▶ [Your task] Determine how many lines include "from". Give the number and nothing else.
--- Start of The input ---
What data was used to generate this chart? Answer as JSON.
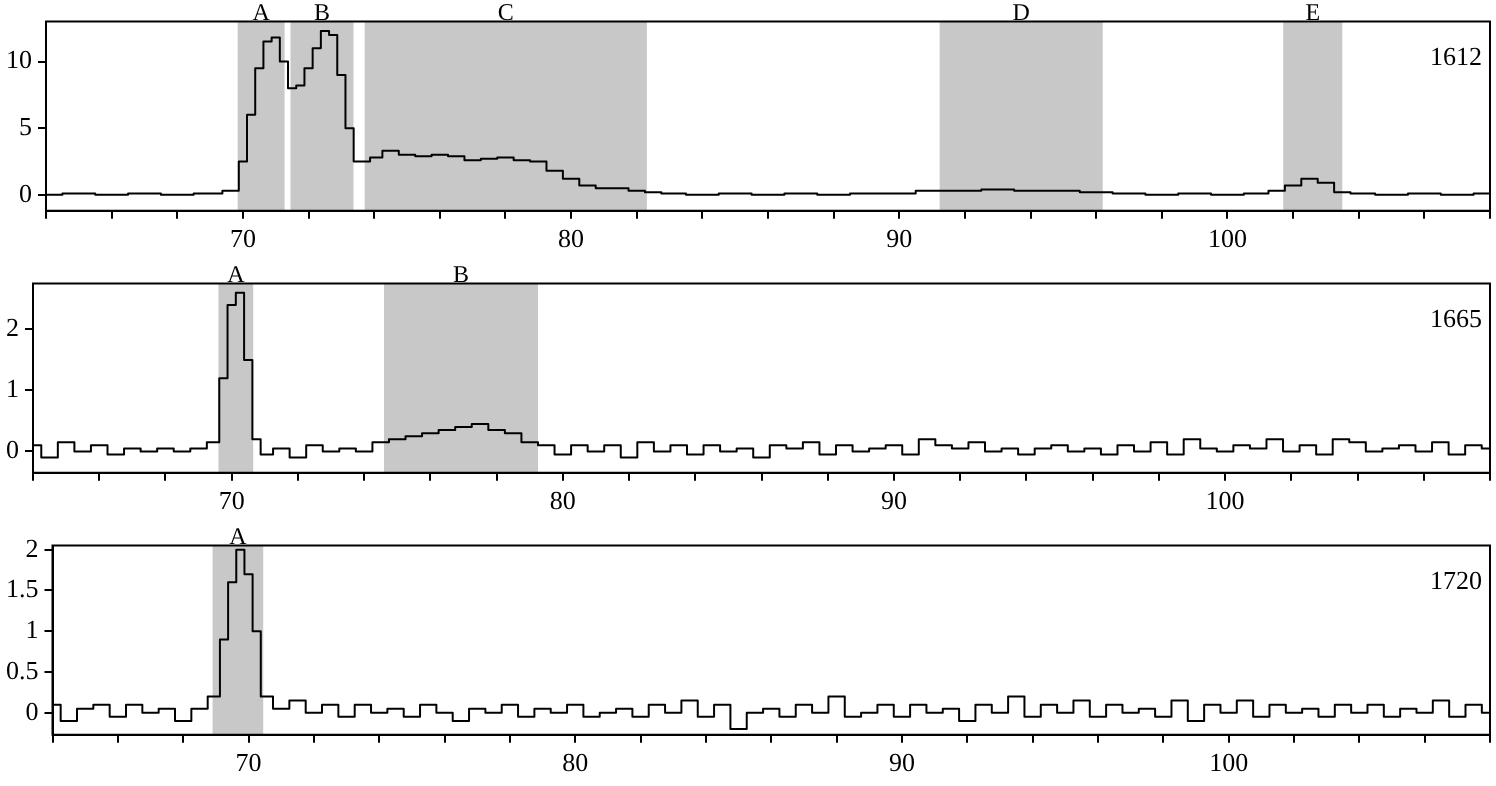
{
  "chart_data": [
    {
      "type": "step",
      "x": [
        64,
        65,
        66,
        67,
        68,
        69,
        69.75,
        70,
        70.25,
        70.5,
        70.75,
        71,
        71.25,
        71.5,
        71.75,
        72,
        72.25,
        72.5,
        72.75,
        73,
        73.25,
        73.5,
        73.75,
        74,
        74.5,
        75,
        75.5,
        76,
        76.5,
        77,
        77.5,
        78,
        78.5,
        79,
        79.5,
        80,
        80.5,
        81,
        81.5,
        82,
        82.5,
        83,
        84,
        85,
        86,
        87,
        88,
        89,
        90,
        91,
        92,
        93,
        94,
        95,
        96,
        97,
        98,
        99,
        100,
        101,
        101.5,
        102,
        102.5,
        103,
        103.5,
        104,
        105,
        106,
        107,
        108
      ],
      "series": [
        {
          "color": "#000000",
          "values": [
            0,
            0.1,
            0,
            0.1,
            0,
            0.1,
            0.3,
            2.5,
            6,
            9.5,
            11.5,
            11.8,
            10,
            8,
            8.2,
            9.5,
            11,
            12.3,
            12,
            9,
            5,
            2.5,
            2.5,
            2.8,
            3.3,
            3.0,
            2.9,
            3.0,
            2.9,
            2.6,
            2.7,
            2.8,
            2.6,
            2.5,
            1.8,
            1.2,
            0.7,
            0.5,
            0.5,
            0.3,
            0.2,
            0.1,
            0,
            0.1,
            0,
            0.1,
            0,
            0.1,
            0.1,
            0.3,
            0.3,
            0.4,
            0.3,
            0.3,
            0.2,
            0.1,
            0,
            0.1,
            0,
            0.1,
            0.3,
            0.7,
            1.2,
            0.9,
            0.2,
            0.1,
            0,
            0.1,
            0,
            0.1
          ]
        }
      ],
      "xlim": [
        64,
        108
      ],
      "ylim": [
        -1.2,
        13
      ],
      "yticks": [
        0,
        5,
        10
      ],
      "xticks": [
        {
          "value": 64,
          "label": null
        },
        {
          "value": 66,
          "label": null
        },
        {
          "value": 68,
          "label": null
        },
        70,
        {
          "value": 72,
          "label": null
        },
        {
          "value": 74,
          "label": null
        },
        {
          "value": 76,
          "label": null
        },
        {
          "value": 78,
          "label": null
        },
        80,
        {
          "value": 82,
          "label": null
        },
        {
          "value": 84,
          "label": null
        },
        {
          "value": 86,
          "label": null
        },
        {
          "value": 88,
          "label": null
        },
        90,
        {
          "value": 92,
          "label": null
        },
        {
          "value": 94,
          "label": null
        },
        {
          "value": 96,
          "label": null
        },
        {
          "value": 98,
          "label": null
        },
        100,
        {
          "value": 102,
          "label": null
        },
        {
          "value": 104,
          "label": null
        },
        {
          "value": 106,
          "label": null
        },
        {
          "value": 108,
          "label": null
        }
      ],
      "bands": [
        {
          "axis": "x",
          "from": 69.84,
          "to": 71.27,
          "label": "A",
          "color": "#c8c8c8"
        },
        {
          "axis": "x",
          "from": 71.45,
          "to": 73.37,
          "label": "B",
          "color": "#c8c8c8"
        },
        {
          "axis": "x",
          "from": 73.71,
          "to": 82.31,
          "label": "C",
          "color": "#c8c8c8"
        },
        {
          "axis": "x",
          "from": 91.23,
          "to": 96.2,
          "label": "D",
          "color": "#c8c8c8"
        },
        {
          "axis": "x",
          "from": 101.7,
          "to": 103.5,
          "label": "E",
          "color": "#c8c8c8"
        }
      ],
      "annotations": [
        "1612"
      ]
    },
    {
      "type": "step",
      "x": [
        64,
        64.5,
        65,
        65.5,
        66,
        66.5,
        67,
        67.5,
        68,
        68.5,
        69,
        69.5,
        69.75,
        70,
        70.25,
        70.5,
        70.75,
        71,
        71.5,
        72,
        72.5,
        73,
        73.5,
        74,
        74.5,
        75,
        75.5,
        76,
        76.5,
        77,
        77.5,
        78,
        78.5,
        79,
        79.5,
        80,
        80.5,
        81,
        81.5,
        82,
        82.5,
        83,
        83.5,
        84,
        84.5,
        85,
        85.5,
        86,
        86.5,
        87,
        87.5,
        88,
        88.5,
        89,
        89.5,
        90,
        90.5,
        91,
        91.5,
        92,
        92.5,
        93,
        93.5,
        94,
        94.5,
        95,
        95.5,
        96,
        96.5,
        97,
        97.5,
        98,
        98.5,
        99,
        99.5,
        100,
        100.5,
        101,
        101.5,
        102,
        102.5,
        103,
        103.5,
        104,
        104.5,
        105,
        105.5,
        106,
        106.5,
        107,
        107.5,
        108
      ],
      "series": [
        {
          "color": "#000000",
          "values": [
            0.1,
            -0.1,
            0.15,
            0,
            0.1,
            -0.05,
            0.05,
            0,
            0.05,
            0,
            0.05,
            0.15,
            1.2,
            2.4,
            2.6,
            1.5,
            0.2,
            -0.05,
            0.05,
            -0.1,
            0.1,
            0,
            0.05,
            0,
            0.15,
            0.2,
            0.25,
            0.3,
            0.35,
            0.4,
            0.45,
            0.35,
            0.3,
            0.15,
            0.1,
            -0.05,
            0.1,
            0,
            0.1,
            -0.1,
            0.15,
            0,
            0.1,
            -0.05,
            0.1,
            0,
            0.05,
            -0.1,
            0.1,
            0.05,
            0.15,
            -0.05,
            0.1,
            0,
            0.05,
            0.1,
            -0.05,
            0.2,
            0.1,
            0.05,
            0.15,
            0,
            0.05,
            -0.05,
            0.05,
            0.1,
            0,
            0.05,
            -0.05,
            0.1,
            0,
            0.15,
            -0.05,
            0.2,
            0.05,
            0,
            0.1,
            0.05,
            0.2,
            0,
            0.1,
            -0.05,
            0.2,
            0.15,
            0,
            0.05,
            0.1,
            0,
            0.15,
            -0.05,
            0.1,
            0.05
          ]
        }
      ],
      "xlim": [
        64,
        108
      ],
      "ylim": [
        -0.35,
        2.75
      ],
      "yticks": [
        0,
        1,
        2
      ],
      "xticks": [
        {
          "value": 64,
          "label": null
        },
        {
          "value": 66,
          "label": null
        },
        {
          "value": 68,
          "label": null
        },
        70,
        {
          "value": 72,
          "label": null
        },
        {
          "value": 74,
          "label": null
        },
        {
          "value": 76,
          "label": null
        },
        {
          "value": 78,
          "label": null
        },
        80,
        {
          "value": 82,
          "label": null
        },
        {
          "value": 84,
          "label": null
        },
        {
          "value": 86,
          "label": null
        },
        {
          "value": 88,
          "label": null
        },
        90,
        {
          "value": 92,
          "label": null
        },
        {
          "value": 94,
          "label": null
        },
        {
          "value": 96,
          "label": null
        },
        {
          "value": 98,
          "label": null
        },
        100,
        {
          "value": 102,
          "label": null
        },
        {
          "value": 104,
          "label": null
        },
        {
          "value": 106,
          "label": null
        },
        {
          "value": 108,
          "label": null
        }
      ],
      "bands": [
        {
          "axis": "x",
          "from": 69.6,
          "to": 70.65,
          "label": "A",
          "color": "#c8c8c8"
        },
        {
          "axis": "x",
          "from": 74.6,
          "to": 79.25,
          "label": "B",
          "color": "#c8c8c8"
        }
      ],
      "annotations": [
        "1665"
      ]
    },
    {
      "type": "step",
      "x": [
        64,
        64.5,
        65,
        65.5,
        66,
        66.5,
        67,
        67.5,
        68,
        68.5,
        69,
        69.25,
        69.5,
        69.75,
        70,
        70.25,
        70.5,
        71,
        71.5,
        72,
        72.5,
        73,
        73.5,
        74,
        74.5,
        75,
        75.5,
        76,
        76.5,
        77,
        77.5,
        78,
        78.5,
        79,
        79.5,
        80,
        80.5,
        81,
        81.5,
        82,
        82.5,
        83,
        83.5,
        84,
        84.5,
        85,
        85.5,
        86,
        86.5,
        87,
        87.5,
        88,
        88.5,
        89,
        89.5,
        90,
        90.5,
        91,
        91.5,
        92,
        92.5,
        93,
        93.5,
        94,
        94.5,
        95,
        95.5,
        96,
        96.5,
        97,
        97.5,
        98,
        98.5,
        99,
        99.5,
        100,
        100.5,
        101,
        101.5,
        102,
        102.5,
        103,
        103.5,
        104,
        104.5,
        105,
        105.5,
        106,
        106.5,
        107,
        107.5,
        108
      ],
      "series": [
        {
          "color": "#000000",
          "values": [
            0.1,
            -0.1,
            0.05,
            0.1,
            -0.05,
            0.1,
            0,
            0.05,
            -0.1,
            0.05,
            0.2,
            0.9,
            1.6,
            2.0,
            1.7,
            1.0,
            0.2,
            0.05,
            0.15,
            0,
            0.1,
            -0.05,
            0.1,
            0,
            0.05,
            -0.05,
            0.1,
            0,
            -0.1,
            0.05,
            0,
            0.1,
            -0.05,
            0.05,
            0,
            0.1,
            -0.05,
            0,
            0.05,
            -0.05,
            0.1,
            0,
            0.15,
            -0.05,
            0.1,
            -0.2,
            0,
            0.05,
            -0.05,
            0.1,
            0,
            0.2,
            -0.05,
            0,
            0.1,
            -0.05,
            0.1,
            0,
            0.05,
            -0.1,
            0.1,
            0,
            0.2,
            -0.05,
            0.1,
            0,
            0.15,
            -0.05,
            0.1,
            0,
            0.05,
            -0.05,
            0.15,
            -0.1,
            0.1,
            0,
            0.15,
            -0.05,
            0.1,
            0,
            0.05,
            -0.05,
            0.1,
            0,
            0.1,
            -0.05,
            0.05,
            0,
            0.15,
            -0.05,
            0.1,
            0
          ]
        }
      ],
      "xlim": [
        64,
        108
      ],
      "ylim": [
        -0.27,
        2.05
      ],
      "yticks": [
        0,
        0.5,
        1,
        1.5,
        2
      ],
      "xticks": [
        {
          "value": 64,
          "label": null
        },
        {
          "value": 66,
          "label": null
        },
        {
          "value": 68,
          "label": null
        },
        70,
        {
          "value": 72,
          "label": null
        },
        {
          "value": 74,
          "label": null
        },
        {
          "value": 76,
          "label": null
        },
        {
          "value": 78,
          "label": null
        },
        80,
        {
          "value": 82,
          "label": null
        },
        {
          "value": 84,
          "label": null
        },
        {
          "value": 86,
          "label": null
        },
        {
          "value": 88,
          "label": null
        },
        90,
        {
          "value": 92,
          "label": null
        },
        {
          "value": 94,
          "label": null
        },
        {
          "value": 96,
          "label": null
        },
        {
          "value": 98,
          "label": null
        },
        100,
        {
          "value": 102,
          "label": null
        },
        {
          "value": 104,
          "label": null
        },
        {
          "value": 106,
          "label": null
        },
        {
          "value": 108,
          "label": null
        }
      ],
      "bands": [
        {
          "axis": "x",
          "from": 68.9,
          "to": 70.45,
          "label": "A",
          "color": "#c8c8c8"
        }
      ],
      "annotations": [
        "1720"
      ]
    }
  ]
}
--- End of The input ---
▶ [Problem solution] 8